## Start Records for the exercise

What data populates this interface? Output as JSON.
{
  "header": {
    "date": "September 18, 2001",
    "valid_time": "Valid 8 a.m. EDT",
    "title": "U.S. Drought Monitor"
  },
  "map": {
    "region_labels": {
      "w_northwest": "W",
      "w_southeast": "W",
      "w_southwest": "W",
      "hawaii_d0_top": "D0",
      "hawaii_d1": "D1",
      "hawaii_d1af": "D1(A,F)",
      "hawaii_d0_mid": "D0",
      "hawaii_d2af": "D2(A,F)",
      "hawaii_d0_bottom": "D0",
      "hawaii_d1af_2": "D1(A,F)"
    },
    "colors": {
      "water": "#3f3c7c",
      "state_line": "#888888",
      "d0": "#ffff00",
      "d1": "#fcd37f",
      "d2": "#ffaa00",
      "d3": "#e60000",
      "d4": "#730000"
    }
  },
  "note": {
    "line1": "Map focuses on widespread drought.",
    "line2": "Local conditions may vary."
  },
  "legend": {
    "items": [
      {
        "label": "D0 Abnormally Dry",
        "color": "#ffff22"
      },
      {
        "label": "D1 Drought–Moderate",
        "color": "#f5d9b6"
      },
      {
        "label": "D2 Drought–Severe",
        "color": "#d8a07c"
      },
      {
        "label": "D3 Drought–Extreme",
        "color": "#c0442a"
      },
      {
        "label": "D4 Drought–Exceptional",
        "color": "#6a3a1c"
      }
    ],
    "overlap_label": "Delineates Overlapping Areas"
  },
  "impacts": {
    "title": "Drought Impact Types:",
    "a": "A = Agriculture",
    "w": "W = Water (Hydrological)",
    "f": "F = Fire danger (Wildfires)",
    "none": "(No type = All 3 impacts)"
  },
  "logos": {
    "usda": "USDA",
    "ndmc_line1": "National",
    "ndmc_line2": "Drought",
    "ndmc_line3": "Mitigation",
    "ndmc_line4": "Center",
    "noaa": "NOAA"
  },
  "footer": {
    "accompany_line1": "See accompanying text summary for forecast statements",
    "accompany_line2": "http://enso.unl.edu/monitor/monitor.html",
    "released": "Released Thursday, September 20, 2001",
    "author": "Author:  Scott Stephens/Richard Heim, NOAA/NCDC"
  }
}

## End Records for the exercise

**Written instruction**
Return each line of the data that contains the string "September".

**Written solution**
    "date": "September 18, 2001",
    "released": "Released Thursday, September 20, 2001",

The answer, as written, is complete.